(Dataset entries on figures)
______________________________

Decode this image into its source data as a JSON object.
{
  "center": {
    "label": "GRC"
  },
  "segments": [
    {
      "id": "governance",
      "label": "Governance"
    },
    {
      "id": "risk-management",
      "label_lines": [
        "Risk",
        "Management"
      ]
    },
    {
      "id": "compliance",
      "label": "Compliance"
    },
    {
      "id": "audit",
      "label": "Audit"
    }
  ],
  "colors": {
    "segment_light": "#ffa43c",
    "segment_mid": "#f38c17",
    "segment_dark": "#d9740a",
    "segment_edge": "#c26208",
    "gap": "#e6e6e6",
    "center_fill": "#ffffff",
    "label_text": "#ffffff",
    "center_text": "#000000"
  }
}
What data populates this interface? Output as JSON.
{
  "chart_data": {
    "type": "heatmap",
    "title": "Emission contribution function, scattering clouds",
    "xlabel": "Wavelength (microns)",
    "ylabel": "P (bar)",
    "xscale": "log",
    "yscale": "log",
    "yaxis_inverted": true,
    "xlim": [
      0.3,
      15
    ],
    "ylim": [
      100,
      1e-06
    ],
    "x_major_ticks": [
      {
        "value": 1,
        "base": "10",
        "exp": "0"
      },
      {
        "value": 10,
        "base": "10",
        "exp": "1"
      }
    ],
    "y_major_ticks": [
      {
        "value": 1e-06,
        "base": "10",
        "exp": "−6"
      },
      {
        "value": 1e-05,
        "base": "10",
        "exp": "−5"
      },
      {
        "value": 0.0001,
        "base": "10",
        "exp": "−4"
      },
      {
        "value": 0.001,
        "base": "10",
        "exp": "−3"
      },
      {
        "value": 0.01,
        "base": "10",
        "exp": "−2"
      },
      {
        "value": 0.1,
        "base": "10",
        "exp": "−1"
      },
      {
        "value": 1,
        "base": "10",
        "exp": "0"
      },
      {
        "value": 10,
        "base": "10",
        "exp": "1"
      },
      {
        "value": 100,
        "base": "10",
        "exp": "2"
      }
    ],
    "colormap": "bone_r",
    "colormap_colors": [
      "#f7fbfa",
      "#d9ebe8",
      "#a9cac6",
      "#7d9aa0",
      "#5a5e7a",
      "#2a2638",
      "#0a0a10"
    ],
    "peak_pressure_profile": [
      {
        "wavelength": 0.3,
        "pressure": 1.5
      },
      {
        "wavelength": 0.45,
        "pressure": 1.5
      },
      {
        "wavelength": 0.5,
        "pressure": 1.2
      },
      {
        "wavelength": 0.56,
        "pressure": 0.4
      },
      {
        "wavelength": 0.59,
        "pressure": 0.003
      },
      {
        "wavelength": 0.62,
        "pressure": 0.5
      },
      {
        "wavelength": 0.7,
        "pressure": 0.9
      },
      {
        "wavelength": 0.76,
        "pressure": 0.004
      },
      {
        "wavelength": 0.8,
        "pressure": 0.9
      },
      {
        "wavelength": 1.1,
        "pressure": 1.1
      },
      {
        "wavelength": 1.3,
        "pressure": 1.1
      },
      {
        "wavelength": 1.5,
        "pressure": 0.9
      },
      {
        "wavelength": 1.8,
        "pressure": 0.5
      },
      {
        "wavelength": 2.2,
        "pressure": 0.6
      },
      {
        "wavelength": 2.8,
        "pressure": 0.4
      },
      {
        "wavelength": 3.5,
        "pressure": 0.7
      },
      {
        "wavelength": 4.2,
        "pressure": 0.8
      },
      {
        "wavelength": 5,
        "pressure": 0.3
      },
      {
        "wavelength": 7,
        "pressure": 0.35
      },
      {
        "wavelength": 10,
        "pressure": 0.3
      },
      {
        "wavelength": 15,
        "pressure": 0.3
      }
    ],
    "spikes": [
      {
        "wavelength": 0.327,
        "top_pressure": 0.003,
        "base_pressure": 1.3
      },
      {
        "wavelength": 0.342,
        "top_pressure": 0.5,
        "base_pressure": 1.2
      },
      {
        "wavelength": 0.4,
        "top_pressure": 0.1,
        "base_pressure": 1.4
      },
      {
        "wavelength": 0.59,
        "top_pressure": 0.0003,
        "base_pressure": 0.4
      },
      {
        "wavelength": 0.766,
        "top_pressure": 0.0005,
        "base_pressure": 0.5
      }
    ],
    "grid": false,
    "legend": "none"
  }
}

______________________________

From the records above, extract every entry verbatim.

Decode this image into its source data as a JSON object.
{
  "center": {
    "label": "GRC"
  },
  "segments": [
    {
      "id": "governance",
      "label": "Governance"
    },
    {
      "id": "risk-management",
      "label_lines": [
        "Risk",
        "Management"
      ]
    },
    {
      "id": "compliance",
      "label": "Compliance"
    },
    {
      "id": "audit",
      "label": "Audit"
    }
  ],
  "colors": {
    "segment_light": "#ffa43c",
    "segment_mid": "#f38c17",
    "segment_dark": "#d9740a",
    "segment_edge": "#c26208",
    "gap": "#e6e6e6",
    "center_fill": "#ffffff",
    "label_text": "#ffffff",
    "center_text": "#000000"
  }
}
What data populates this interface? Output as JSON.
{
  "chart_data": {
    "type": "heatmap",
    "title": "Emission contribution function, scattering clouds",
    "xlabel": "Wavelength (microns)",
    "ylabel": "P (bar)",
    "xscale": "log",
    "yscale": "log",
    "yaxis_inverted": true,
    "xlim": [
      0.3,
      15
    ],
    "ylim": [
      100,
      1e-06
    ],
    "x_major_ticks": [
      {
        "value": 1,
        "base": "10",
        "exp": "0"
      },
      {
        "value": 10,
        "base": "10",
        "exp": "1"
      }
    ],
    "y_major_ticks": [
      {
        "value": 1e-06,
        "base": "10",
        "exp": "−6"
      },
      {
        "value": 1e-05,
        "base": "10",
        "exp": "−5"
      },
      {
        "value": 0.0001,
        "base": "10",
        "exp": "−4"
      },
      {
        "value": 0.001,
        "base": "10",
        "exp": "−3"
      },
      {
        "value": 0.01,
        "base": "10",
        "exp": "−2"
      },
      {
        "value": 0.1,
        "base": "10",
        "exp": "−1"
      },
      {
        "value": 1,
        "base": "10",
        "exp": "0"
      },
      {
        "value": 10,
        "base": "10",
        "exp": "1"
      },
      {
        "value": 100,
        "base": "10",
        "exp": "2"
      }
    ],
    "colormap": "bone_r",
    "colormap_colors": [
      "#f7fbfa",
      "#d9ebe8",
      "#a9cac6",
      "#7d9aa0",
      "#5a5e7a",
      "#2a2638",
      "#0a0a10"
    ],
    "peak_pressure_profile": [
      {
        "wavelength": 0.3,
        "pressure": 1.5
      },
      {
        "wavelength": 0.45,
        "pressure": 1.5
      },
      {
        "wavelength": 0.5,
        "pressure": 1.2
      },
      {
        "wavelength": 0.56,
        "pressure": 0.4
      },
      {
        "wavelength": 0.59,
        "pressure": 0.003
      },
      {
        "wavelength": 0.62,
        "pressure": 0.5
      },
      {
        "wavelength": 0.7,
        "pressure": 0.9
      },
      {
        "wavelength": 0.76,
        "pressure": 0.004
      },
      {
        "wavelength": 0.8,
        "pressure": 0.9
      },
      {
        "wavelength": 1.1,
        "pressure": 1.1
      },
      {
        "wavelength": 1.3,
        "pressure": 1.1
      },
      {
        "wavelength": 1.5,
        "pressure": 0.9
      },
      {
        "wavelength": 1.8,
        "pressure": 0.5
      },
      {
        "wavelength": 2.2,
        "pressure": 0.6
      },
      {
        "wavelength": 2.8,
        "pressure": 0.4
      },
      {
        "wavelength": 3.5,
        "pressure": 0.7
      },
      {
        "wavelength": 4.2,
        "pressure": 0.8
      },
      {
        "wavelength": 5,
        "pressure": 0.3
      },
      {
        "wavelength": 7,
        "pressure": 0.35
      },
      {
        "wavelength": 10,
        "pressure": 0.3
      },
      {
        "wavelength": 15,
        "pressure": 0.3
      }
    ],
    "spikes": [
      {
        "wavelength": 0.327,
        "top_pressure": 0.003,
        "base_pressure": 1.3
      },
      {
        "wavelength": 0.342,
        "top_pressure": 0.5,
        "base_pressure": 1.2
      },
      {
        "wavelength": 0.4,
        "top_pressure": 0.1,
        "base_pressure": 1.4
      },
      {
        "wavelength": 0.59,
        "top_pressure": 0.0003,
        "base_pressure": 0.4
      },
      {
        "wavelength": 0.766,
        "top_pressure": 0.0005,
        "base_pressure": 0.5
      }
    ],
    "grid": false,
    "legend": "none"
  }
}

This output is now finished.